• **추출한 데이터 항목**:
┄┄┄┄┄┄┄┄┄┄

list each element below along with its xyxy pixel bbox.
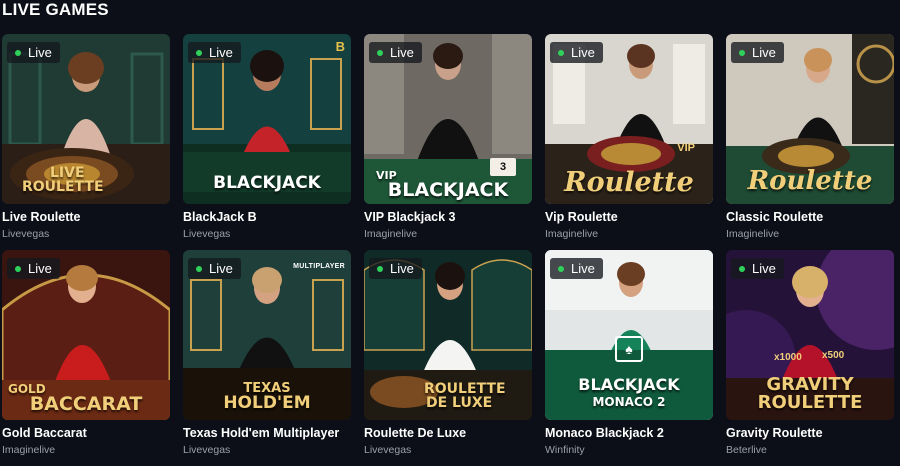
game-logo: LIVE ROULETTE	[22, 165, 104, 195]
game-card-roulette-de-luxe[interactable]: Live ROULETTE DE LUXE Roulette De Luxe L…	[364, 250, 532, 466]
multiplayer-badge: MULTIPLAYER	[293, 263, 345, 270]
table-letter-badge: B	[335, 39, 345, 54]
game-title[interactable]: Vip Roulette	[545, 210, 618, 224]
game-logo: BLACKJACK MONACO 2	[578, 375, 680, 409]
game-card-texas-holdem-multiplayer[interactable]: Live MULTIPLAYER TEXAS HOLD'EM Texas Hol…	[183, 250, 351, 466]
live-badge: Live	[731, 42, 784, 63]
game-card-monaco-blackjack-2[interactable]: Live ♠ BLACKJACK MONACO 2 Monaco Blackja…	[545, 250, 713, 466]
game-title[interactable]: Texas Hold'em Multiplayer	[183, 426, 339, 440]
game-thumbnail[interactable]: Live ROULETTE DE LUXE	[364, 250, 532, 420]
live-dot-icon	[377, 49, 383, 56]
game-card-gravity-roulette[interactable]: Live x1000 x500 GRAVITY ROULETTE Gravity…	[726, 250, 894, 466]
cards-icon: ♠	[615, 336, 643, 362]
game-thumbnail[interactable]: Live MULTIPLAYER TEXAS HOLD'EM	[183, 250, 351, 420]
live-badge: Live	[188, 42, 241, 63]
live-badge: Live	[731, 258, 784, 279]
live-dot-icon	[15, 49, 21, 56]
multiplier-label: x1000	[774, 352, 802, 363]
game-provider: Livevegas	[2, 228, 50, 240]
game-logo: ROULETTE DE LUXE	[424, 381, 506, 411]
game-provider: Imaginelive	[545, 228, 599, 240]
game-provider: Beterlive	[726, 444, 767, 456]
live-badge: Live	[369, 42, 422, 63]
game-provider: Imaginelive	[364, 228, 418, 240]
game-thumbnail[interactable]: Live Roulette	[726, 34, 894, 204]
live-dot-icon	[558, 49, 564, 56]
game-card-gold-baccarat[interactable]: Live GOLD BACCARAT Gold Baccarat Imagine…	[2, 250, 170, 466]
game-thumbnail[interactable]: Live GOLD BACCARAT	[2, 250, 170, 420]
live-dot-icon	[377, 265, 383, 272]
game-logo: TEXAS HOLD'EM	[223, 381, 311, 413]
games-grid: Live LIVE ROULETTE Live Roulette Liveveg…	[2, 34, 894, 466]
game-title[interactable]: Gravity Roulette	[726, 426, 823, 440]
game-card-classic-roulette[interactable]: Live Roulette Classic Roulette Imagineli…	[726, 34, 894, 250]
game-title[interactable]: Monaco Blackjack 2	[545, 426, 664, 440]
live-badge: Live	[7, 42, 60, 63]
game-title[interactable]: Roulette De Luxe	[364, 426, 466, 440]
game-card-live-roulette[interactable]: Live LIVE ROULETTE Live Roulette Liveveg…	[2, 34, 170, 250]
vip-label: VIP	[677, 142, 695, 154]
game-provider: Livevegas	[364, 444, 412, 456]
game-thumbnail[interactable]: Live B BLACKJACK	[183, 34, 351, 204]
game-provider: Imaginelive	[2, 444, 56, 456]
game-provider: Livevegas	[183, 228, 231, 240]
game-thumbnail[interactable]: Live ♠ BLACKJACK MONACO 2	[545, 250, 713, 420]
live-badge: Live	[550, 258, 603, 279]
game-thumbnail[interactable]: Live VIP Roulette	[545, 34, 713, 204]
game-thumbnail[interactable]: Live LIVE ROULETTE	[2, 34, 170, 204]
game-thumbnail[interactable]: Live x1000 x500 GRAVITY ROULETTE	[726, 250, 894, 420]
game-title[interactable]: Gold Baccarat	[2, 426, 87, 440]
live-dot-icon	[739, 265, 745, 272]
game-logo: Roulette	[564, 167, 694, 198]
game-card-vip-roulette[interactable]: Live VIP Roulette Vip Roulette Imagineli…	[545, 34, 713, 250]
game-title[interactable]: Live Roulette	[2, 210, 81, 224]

┄┄┄┄┄┄┄┄┄┄

• **주어진 과제**:
위 기록의 모든 줄을 한 글자도 바꾸지 말고 그대로 옮겨 쓰세요. 그림을 나타내는 줄은 답에서 빼세요.

• **답변**:
list each element below along with its xyxy pixel bbox.
game-logo: LIVE ROULETTE	[22, 165, 104, 195]
game-card-roulette-de-luxe[interactable]: Live ROULETTE DE LUXE Roulette De Luxe L…	[364, 250, 532, 466]
multiplayer-badge: MULTIPLAYER	[293, 263, 345, 270]
table-letter-badge: B	[335, 39, 345, 54]
game-title[interactable]: Vip Roulette	[545, 210, 618, 224]
game-logo: BLACKJACK MONACO 2	[578, 375, 680, 409]
game-card-texas-holdem-multiplayer[interactable]: Live MULTIPLAYER TEXAS HOLD'EM Texas Hol…	[183, 250, 351, 466]
live-badge: Live	[731, 42, 784, 63]
game-card-monaco-blackjack-2[interactable]: Live ♠ BLACKJACK MONACO 2 Monaco Blackja…	[545, 250, 713, 466]
game-title[interactable]: Texas Hold'em Multiplayer	[183, 426, 339, 440]
game-thumbnail[interactable]: Live ROULETTE DE LUXE	[364, 250, 532, 420]
live-dot-icon	[377, 49, 383, 56]
game-card-gravity-roulette[interactable]: Live x1000 x500 GRAVITY ROULETTE Gravity…	[726, 250, 894, 466]
cards-icon: ♠	[615, 336, 643, 362]
game-thumbnail[interactable]: Live MULTIPLAYER TEXAS HOLD'EM	[183, 250, 351, 420]
live-badge: Live	[188, 42, 241, 63]
live-badge: Live	[731, 258, 784, 279]
live-dot-icon	[15, 49, 21, 56]
multiplier-label: x1000	[774, 352, 802, 363]
game-provider: Livevegas	[2, 228, 50, 240]
game-logo: ROULETTE DE LUXE	[424, 381, 506, 411]
game-provider: Imaginelive	[545, 228, 599, 240]
game-provider: Beterlive	[726, 444, 767, 456]
live-badge: Live	[369, 42, 422, 63]
game-provider: Imaginelive	[364, 228, 418, 240]
game-thumbnail[interactable]: Live Roulette	[726, 34, 894, 204]
live-dot-icon	[558, 49, 564, 56]
game-card-gold-baccarat[interactable]: Live GOLD BACCARAT Gold Baccarat Imagine…	[2, 250, 170, 466]
game-thumbnail[interactable]: Live GOLD BACCARAT	[2, 250, 170, 420]
live-dot-icon	[377, 265, 383, 272]
game-logo: TEXAS HOLD'EM	[223, 381, 311, 413]
games-grid: Live LIVE ROULETTE Live Roulette Liveveg…	[2, 34, 894, 466]
game-title[interactable]: Gravity Roulette	[726, 426, 823, 440]
game-card-classic-roulette[interactable]: Live Roulette Classic Roulette Imagineli…	[726, 34, 894, 250]
game-title[interactable]: Monaco Blackjack 2	[545, 426, 664, 440]
live-badge: Live	[7, 42, 60, 63]
game-title[interactable]: Roulette De Luxe	[364, 426, 466, 440]
game-card-live-roulette[interactable]: Live LIVE ROULETTE Live Roulette Liveveg…	[2, 34, 170, 250]
vip-label: VIP	[677, 142, 695, 154]
game-provider: Livevegas	[364, 444, 412, 456]
game-thumbnail[interactable]: Live B BLACKJACK	[183, 34, 351, 204]
game-provider: Imaginelive	[2, 444, 56, 456]
game-provider: Livevegas	[183, 228, 231, 240]
game-thumbnail[interactable]: Live ♠ BLACKJACK MONACO 2	[545, 250, 713, 420]
live-badge: Live	[550, 258, 603, 279]
game-thumbnail[interactable]: Live VIP Roulette	[545, 34, 713, 204]
game-thumbnail[interactable]: Live LIVE ROULETTE	[2, 34, 170, 204]
game-thumbnail[interactable]: Live x1000 x500 GRAVITY ROULETTE	[726, 250, 894, 420]
game-title[interactable]: Gold Baccarat	[2, 426, 87, 440]
live-dot-icon	[739, 265, 745, 272]
game-logo: Roulette	[564, 167, 694, 198]
game-card-vip-roulette[interactable]: Live VIP Roulette Vip Roulette Imagineli…	[545, 34, 713, 250]
game-title[interactable]: Live Roulette	[2, 210, 81, 224]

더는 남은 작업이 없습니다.